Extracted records
=-=-=-=-=
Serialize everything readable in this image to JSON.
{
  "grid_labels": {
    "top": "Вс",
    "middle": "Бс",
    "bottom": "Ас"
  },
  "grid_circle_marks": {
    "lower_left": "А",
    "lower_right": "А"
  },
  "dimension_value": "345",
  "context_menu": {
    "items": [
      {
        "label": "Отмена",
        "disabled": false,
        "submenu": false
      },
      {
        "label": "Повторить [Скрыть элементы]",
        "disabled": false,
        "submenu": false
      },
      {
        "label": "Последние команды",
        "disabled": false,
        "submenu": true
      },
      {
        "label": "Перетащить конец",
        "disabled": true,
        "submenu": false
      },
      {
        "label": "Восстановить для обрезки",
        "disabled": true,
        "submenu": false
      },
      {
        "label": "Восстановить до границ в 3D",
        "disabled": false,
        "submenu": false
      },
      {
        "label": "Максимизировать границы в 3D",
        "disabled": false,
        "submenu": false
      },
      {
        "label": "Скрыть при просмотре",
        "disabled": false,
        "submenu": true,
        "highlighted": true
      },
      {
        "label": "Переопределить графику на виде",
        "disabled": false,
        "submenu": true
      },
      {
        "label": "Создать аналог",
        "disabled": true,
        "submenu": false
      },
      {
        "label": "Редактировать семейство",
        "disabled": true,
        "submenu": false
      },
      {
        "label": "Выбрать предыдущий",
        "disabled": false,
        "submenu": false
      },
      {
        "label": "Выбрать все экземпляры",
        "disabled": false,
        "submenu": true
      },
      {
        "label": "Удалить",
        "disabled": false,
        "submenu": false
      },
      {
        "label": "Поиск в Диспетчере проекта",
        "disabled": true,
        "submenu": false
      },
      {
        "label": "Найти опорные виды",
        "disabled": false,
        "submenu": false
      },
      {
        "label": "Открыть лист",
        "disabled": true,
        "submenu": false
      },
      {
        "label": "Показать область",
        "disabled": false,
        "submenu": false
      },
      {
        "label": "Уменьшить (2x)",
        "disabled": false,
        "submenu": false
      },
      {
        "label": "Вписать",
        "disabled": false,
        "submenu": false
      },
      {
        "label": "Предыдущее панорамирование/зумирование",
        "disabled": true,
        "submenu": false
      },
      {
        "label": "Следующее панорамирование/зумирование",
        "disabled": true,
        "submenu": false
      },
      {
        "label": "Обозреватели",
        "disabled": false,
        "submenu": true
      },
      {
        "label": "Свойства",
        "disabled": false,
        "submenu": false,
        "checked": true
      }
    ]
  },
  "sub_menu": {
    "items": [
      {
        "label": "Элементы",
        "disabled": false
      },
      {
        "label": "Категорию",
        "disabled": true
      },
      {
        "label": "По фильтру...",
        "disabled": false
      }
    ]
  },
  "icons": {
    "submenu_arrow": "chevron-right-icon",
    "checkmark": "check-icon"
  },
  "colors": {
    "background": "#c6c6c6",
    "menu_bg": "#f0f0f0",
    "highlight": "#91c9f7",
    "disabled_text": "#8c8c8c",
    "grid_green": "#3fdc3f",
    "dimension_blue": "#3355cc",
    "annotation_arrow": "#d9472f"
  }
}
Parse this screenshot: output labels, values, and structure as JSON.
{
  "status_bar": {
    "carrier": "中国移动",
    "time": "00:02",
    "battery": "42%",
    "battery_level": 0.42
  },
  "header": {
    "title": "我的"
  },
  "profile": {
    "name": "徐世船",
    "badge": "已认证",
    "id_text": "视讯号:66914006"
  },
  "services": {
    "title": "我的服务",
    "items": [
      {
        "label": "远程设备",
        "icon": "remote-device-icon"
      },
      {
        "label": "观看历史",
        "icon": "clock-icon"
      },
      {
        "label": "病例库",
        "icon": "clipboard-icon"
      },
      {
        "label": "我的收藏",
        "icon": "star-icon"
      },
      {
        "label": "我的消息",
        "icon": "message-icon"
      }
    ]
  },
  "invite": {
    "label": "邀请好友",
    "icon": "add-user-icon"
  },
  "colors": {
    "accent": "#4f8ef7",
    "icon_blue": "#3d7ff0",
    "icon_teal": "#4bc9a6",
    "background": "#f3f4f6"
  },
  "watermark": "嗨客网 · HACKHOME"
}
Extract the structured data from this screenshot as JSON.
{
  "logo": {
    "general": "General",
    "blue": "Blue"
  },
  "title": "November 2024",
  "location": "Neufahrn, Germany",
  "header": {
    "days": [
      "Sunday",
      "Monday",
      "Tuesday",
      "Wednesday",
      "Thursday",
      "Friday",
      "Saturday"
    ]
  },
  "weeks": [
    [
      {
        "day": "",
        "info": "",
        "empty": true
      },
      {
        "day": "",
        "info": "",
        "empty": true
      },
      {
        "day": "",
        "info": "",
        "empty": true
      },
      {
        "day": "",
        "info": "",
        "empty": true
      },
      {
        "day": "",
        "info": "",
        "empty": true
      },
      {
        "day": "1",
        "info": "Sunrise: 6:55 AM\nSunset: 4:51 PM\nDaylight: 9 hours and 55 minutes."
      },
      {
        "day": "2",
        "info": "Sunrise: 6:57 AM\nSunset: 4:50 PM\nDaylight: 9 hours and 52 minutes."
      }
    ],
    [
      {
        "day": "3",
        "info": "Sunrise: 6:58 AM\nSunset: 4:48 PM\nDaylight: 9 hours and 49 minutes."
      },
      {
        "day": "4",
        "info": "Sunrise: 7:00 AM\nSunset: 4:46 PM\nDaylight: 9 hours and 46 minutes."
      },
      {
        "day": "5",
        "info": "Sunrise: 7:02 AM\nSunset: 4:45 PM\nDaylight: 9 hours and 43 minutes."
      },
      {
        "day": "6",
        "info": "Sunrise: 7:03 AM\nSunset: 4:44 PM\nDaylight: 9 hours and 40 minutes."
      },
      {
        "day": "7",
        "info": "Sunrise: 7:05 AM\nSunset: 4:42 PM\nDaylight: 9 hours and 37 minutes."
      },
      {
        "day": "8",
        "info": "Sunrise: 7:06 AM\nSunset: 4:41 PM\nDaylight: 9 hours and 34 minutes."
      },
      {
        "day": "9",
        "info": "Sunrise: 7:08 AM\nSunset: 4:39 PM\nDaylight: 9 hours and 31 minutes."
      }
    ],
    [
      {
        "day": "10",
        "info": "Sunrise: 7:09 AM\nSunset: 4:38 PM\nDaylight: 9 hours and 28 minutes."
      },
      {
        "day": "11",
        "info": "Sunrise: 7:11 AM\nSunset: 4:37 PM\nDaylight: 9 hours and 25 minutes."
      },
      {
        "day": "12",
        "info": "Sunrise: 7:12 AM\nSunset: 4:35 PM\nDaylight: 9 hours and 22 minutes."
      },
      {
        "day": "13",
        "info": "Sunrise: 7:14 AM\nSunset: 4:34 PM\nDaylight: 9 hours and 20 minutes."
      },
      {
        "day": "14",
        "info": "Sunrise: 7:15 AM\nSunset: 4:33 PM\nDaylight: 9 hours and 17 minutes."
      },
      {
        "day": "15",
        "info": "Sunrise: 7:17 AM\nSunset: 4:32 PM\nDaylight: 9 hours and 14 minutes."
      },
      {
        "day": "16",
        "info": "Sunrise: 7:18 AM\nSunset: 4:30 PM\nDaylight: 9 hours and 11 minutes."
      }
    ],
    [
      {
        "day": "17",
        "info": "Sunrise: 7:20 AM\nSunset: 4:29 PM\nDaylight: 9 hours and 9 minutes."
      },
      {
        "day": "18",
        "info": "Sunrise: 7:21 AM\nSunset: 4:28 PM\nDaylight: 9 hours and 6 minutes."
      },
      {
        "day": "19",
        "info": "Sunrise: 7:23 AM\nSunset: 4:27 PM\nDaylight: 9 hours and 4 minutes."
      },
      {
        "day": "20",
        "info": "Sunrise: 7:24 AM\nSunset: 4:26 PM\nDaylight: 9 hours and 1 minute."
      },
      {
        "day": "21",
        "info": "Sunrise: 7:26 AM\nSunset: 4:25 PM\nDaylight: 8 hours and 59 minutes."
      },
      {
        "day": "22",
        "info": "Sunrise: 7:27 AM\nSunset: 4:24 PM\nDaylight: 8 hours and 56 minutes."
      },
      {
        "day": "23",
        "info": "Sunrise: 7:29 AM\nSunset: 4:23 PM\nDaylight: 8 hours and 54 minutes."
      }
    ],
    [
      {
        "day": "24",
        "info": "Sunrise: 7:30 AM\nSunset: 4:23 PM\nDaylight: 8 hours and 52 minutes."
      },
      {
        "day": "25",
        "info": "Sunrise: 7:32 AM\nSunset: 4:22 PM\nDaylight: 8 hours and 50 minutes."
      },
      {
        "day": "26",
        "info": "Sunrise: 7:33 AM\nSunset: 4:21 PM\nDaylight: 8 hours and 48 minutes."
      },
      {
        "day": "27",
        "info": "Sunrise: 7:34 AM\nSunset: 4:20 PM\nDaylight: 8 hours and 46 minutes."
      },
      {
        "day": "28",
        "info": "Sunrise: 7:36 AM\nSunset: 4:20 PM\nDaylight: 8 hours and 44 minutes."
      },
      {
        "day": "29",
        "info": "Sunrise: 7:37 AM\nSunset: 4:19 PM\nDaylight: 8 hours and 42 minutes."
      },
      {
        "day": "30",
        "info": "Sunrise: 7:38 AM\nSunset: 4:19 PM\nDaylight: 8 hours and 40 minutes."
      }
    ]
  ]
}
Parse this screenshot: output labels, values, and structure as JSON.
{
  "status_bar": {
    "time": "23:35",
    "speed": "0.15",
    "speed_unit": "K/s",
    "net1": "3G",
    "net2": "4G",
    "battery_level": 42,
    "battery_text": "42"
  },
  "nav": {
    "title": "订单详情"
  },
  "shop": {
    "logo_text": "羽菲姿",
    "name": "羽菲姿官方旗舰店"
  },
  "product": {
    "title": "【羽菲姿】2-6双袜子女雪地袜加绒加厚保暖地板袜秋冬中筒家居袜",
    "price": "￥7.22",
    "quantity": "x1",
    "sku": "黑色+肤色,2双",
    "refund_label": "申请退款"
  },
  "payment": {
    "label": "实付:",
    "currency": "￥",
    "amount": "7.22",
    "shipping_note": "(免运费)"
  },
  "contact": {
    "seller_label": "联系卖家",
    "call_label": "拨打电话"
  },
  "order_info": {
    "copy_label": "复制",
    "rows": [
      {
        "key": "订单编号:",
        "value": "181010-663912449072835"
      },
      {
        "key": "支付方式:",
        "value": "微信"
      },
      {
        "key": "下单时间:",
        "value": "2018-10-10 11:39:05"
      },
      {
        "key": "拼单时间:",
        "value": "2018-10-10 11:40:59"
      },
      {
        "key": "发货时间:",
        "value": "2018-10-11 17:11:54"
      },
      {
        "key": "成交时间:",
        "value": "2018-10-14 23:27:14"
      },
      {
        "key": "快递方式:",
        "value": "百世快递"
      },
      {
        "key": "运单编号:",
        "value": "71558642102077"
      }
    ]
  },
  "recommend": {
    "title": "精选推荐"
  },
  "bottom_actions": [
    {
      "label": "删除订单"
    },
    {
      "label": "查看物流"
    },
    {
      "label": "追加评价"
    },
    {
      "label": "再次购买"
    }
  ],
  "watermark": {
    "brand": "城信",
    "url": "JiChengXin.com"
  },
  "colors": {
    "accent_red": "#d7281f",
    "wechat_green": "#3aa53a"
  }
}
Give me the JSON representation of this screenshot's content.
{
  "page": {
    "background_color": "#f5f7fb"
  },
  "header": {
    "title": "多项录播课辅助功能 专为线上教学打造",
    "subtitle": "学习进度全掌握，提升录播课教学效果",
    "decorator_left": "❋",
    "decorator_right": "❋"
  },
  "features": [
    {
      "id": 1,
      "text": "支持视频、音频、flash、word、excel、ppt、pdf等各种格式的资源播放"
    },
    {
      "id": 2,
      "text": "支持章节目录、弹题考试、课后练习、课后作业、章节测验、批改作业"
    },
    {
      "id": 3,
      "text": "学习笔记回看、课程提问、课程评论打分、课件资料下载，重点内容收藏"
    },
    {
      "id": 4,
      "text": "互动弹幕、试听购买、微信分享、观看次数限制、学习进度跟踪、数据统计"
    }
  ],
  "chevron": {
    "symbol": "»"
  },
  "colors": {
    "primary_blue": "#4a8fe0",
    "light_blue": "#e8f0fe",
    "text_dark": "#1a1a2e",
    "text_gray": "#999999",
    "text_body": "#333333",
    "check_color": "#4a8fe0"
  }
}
=-=-=-=-=
● **STATED TASK**
What is the number of lines that hold the string "Скрыть"? Give it alone.

● **TASK ANSWER**
2